# What you are asked to do:
Show all lines that include the string "died"; copy each one.

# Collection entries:
============

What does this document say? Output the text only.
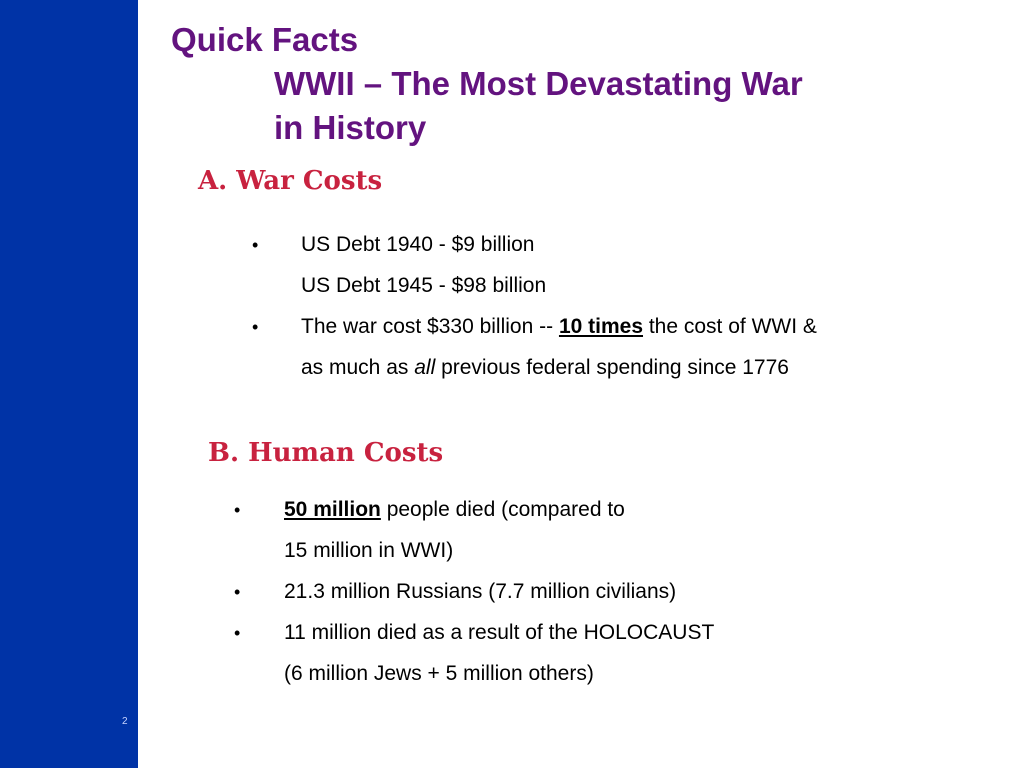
2
Quick Facts
WWII – The Most Devastating War
in History
A. War Costs
• US Debt 1940 - $9 billion
US Debt 1945 - $98 billion
• The war cost $330 billion -- 10 times the cost of WWI &
as much as all previous federal spending since 1776
B. Human Costs
• 50 million people died (compared to
15 million in WWI)
• 21.3 million Russians (7.7 million civilians)
• 11 million died as a result of the HOLOCAUST
(6 million Jews + 5 million others)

============

# Final answer:
• 50 million people died (compared to
• 11 million died as a result of the HOLOCAUST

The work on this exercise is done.